[Begin DATA PROVIDED]

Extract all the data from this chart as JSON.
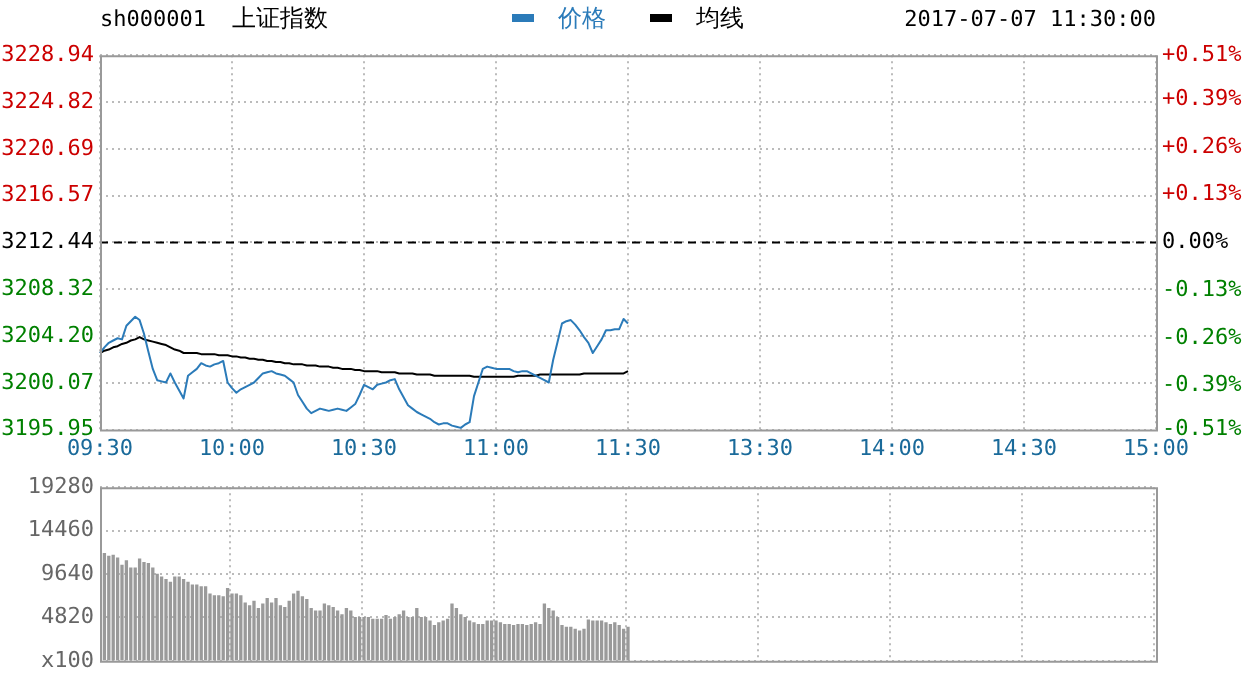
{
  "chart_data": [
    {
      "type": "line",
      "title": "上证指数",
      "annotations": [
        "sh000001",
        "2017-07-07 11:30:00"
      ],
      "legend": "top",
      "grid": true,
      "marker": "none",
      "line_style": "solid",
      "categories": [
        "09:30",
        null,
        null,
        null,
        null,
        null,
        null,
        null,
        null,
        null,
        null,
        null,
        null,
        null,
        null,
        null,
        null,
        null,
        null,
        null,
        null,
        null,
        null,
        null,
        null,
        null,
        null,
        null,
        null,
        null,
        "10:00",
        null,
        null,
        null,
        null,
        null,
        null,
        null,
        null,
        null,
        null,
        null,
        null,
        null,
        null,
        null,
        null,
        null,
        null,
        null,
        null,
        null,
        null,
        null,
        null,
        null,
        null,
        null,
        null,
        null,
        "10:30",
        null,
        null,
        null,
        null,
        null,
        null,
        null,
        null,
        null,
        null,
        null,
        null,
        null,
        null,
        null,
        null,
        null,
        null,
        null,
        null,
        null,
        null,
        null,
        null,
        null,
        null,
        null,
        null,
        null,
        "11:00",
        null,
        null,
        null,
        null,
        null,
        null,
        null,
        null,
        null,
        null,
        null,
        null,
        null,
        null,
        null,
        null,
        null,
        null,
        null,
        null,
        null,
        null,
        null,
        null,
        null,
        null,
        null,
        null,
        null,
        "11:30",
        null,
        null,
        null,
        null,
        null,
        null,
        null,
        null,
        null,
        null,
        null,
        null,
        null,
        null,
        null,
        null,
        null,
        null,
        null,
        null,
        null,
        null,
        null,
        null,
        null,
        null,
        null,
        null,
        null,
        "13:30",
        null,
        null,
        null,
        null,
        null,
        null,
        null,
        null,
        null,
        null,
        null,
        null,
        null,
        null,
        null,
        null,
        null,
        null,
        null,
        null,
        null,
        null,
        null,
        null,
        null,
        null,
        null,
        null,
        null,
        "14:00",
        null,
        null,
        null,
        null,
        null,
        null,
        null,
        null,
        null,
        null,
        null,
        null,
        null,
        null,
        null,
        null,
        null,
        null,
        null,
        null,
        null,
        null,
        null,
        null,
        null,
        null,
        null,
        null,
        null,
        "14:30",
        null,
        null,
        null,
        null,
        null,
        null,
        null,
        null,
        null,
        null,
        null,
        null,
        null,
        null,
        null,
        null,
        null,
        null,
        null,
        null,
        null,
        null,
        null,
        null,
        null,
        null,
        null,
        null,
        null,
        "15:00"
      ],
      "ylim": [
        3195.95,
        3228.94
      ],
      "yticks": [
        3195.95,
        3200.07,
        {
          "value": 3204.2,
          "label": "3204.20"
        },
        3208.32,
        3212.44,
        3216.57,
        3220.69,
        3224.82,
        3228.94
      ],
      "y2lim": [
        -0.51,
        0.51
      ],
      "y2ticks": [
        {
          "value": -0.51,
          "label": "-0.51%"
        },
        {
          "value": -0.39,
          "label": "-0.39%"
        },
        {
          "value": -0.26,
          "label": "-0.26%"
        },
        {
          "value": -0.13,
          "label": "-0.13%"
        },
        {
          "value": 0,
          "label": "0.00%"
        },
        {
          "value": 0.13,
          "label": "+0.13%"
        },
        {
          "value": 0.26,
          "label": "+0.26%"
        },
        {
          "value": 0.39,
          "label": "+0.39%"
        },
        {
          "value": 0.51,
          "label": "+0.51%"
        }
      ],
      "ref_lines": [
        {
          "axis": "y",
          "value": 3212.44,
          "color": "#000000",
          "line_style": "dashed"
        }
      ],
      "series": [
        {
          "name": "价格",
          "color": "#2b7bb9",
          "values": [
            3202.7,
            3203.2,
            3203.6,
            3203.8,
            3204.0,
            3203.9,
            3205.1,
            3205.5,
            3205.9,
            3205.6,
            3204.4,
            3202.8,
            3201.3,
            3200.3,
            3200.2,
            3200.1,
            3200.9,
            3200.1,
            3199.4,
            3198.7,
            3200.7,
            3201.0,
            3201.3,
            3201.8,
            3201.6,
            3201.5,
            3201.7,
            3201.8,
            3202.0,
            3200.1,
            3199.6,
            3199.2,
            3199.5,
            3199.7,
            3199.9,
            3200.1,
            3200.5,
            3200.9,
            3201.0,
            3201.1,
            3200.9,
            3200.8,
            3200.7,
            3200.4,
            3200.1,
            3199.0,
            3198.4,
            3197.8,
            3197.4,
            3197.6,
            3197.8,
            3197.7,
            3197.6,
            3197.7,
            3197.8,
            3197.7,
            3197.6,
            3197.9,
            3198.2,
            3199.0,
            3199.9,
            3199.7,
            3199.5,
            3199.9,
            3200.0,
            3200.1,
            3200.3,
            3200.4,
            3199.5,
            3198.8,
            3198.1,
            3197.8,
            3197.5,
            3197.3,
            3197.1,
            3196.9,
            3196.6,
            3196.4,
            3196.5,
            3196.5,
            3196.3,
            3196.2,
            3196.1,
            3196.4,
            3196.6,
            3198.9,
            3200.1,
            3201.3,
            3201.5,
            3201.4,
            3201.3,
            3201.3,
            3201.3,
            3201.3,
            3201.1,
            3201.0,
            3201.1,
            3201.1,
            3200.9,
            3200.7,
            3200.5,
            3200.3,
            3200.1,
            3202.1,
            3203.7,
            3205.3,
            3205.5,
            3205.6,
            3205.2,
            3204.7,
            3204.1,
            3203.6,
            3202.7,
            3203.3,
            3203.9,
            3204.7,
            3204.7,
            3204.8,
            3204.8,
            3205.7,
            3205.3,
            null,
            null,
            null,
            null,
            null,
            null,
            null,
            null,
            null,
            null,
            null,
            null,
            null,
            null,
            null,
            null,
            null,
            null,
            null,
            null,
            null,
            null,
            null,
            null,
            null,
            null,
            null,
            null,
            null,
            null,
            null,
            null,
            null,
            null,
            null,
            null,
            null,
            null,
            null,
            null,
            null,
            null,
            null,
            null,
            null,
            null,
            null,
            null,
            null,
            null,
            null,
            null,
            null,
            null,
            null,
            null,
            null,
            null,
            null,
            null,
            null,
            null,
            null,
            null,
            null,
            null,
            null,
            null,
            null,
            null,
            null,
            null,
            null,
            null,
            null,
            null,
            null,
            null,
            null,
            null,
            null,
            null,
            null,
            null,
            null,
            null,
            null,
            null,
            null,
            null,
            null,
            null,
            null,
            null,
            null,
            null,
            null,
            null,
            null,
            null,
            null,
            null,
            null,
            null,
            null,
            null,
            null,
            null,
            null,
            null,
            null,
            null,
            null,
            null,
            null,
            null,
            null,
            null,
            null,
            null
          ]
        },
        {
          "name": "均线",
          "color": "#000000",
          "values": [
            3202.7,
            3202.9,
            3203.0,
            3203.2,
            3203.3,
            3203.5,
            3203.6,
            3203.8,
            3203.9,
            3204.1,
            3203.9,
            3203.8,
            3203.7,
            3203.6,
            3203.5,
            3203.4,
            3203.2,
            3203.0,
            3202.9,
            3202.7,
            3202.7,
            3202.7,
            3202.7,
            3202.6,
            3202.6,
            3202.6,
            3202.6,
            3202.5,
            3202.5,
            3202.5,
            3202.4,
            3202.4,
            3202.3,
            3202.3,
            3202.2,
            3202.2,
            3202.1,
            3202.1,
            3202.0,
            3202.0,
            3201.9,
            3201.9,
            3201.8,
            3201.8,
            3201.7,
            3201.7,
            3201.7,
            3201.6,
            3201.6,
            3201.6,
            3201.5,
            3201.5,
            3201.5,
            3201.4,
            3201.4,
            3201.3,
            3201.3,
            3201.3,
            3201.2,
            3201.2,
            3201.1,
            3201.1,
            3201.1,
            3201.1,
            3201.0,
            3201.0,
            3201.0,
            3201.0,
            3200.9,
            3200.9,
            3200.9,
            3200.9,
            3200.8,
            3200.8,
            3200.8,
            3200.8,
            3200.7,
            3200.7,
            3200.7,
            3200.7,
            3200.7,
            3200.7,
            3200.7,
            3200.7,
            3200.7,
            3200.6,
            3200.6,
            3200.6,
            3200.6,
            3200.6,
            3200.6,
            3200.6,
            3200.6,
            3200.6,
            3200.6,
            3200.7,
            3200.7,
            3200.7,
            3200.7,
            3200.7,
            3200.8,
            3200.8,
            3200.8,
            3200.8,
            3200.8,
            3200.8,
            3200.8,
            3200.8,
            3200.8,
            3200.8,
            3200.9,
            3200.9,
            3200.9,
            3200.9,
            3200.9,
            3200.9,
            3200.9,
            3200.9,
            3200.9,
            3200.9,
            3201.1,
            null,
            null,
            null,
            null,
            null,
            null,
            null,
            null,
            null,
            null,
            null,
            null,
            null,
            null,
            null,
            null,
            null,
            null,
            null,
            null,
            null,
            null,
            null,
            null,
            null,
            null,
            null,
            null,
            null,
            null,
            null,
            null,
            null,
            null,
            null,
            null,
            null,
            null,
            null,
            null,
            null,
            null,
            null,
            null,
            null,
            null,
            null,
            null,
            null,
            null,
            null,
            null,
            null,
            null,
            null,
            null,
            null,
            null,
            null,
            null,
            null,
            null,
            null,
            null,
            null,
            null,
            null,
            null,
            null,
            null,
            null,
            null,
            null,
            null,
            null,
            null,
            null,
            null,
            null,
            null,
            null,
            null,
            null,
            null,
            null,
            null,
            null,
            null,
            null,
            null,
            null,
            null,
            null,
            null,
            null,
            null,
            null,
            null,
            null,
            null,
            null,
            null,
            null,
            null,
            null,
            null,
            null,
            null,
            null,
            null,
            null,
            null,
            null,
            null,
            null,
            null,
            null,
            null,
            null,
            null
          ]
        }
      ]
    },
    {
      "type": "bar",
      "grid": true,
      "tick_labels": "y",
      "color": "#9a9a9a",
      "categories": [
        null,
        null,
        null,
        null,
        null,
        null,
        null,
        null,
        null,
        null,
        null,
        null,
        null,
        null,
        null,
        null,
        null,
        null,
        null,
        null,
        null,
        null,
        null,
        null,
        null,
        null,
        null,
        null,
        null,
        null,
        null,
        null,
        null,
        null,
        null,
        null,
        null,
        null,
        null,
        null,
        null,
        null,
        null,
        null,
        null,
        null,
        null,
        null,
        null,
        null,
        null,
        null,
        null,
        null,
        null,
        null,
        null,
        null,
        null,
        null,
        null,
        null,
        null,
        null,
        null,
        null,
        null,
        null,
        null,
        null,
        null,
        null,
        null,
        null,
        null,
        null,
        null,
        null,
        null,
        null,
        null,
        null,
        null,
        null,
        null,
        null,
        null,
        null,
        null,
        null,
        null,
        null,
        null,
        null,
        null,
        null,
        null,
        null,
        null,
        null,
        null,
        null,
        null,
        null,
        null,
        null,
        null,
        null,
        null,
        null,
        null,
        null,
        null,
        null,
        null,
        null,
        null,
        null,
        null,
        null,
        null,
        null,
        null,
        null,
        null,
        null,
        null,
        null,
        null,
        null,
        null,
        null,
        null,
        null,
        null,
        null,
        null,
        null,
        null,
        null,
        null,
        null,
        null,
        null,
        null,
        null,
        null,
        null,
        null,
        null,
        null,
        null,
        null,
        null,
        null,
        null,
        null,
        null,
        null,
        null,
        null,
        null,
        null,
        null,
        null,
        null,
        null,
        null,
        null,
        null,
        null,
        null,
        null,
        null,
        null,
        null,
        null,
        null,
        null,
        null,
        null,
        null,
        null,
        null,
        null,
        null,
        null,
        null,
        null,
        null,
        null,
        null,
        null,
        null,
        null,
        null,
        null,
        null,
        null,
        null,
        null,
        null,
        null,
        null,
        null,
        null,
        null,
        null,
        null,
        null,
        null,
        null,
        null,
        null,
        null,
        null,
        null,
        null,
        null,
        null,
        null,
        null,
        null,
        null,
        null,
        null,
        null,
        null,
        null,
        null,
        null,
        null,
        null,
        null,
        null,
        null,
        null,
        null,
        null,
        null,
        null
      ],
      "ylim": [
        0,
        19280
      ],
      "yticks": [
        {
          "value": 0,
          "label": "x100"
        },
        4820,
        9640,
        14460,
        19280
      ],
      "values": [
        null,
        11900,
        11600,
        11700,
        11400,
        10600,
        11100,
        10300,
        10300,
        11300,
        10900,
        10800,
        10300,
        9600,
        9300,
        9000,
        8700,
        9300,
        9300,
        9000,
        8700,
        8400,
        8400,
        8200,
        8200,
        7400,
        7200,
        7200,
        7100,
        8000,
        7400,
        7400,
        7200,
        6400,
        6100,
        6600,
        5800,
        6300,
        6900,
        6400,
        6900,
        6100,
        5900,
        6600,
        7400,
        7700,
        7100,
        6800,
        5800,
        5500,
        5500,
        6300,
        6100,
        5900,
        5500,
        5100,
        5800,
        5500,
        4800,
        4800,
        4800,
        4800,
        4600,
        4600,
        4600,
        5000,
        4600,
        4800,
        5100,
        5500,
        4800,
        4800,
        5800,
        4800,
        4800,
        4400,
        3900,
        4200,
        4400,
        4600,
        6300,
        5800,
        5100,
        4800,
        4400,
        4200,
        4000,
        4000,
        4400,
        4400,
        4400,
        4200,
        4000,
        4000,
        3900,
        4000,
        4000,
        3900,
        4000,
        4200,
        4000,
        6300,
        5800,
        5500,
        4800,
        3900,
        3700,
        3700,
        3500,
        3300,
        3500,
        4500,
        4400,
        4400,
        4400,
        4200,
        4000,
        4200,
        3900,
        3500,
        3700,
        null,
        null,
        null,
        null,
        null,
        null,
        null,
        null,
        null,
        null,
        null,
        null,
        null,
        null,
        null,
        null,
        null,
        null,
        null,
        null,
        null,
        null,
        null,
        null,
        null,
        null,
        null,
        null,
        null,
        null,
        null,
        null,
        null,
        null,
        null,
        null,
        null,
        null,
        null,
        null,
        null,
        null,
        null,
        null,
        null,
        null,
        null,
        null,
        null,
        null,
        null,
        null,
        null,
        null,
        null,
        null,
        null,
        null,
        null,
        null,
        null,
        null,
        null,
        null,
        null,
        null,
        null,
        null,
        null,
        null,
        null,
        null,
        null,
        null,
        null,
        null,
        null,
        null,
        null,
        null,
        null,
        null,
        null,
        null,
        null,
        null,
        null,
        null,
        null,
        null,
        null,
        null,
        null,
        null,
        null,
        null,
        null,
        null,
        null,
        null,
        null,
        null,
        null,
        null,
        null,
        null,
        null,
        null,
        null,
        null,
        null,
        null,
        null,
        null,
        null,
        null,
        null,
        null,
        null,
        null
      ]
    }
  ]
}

[End DATA PROVIDED]

For the entries above, count the lines that contain the string "color", and state that number without further comment.

SOLUTION FOR THIS PROBLEM ▸
4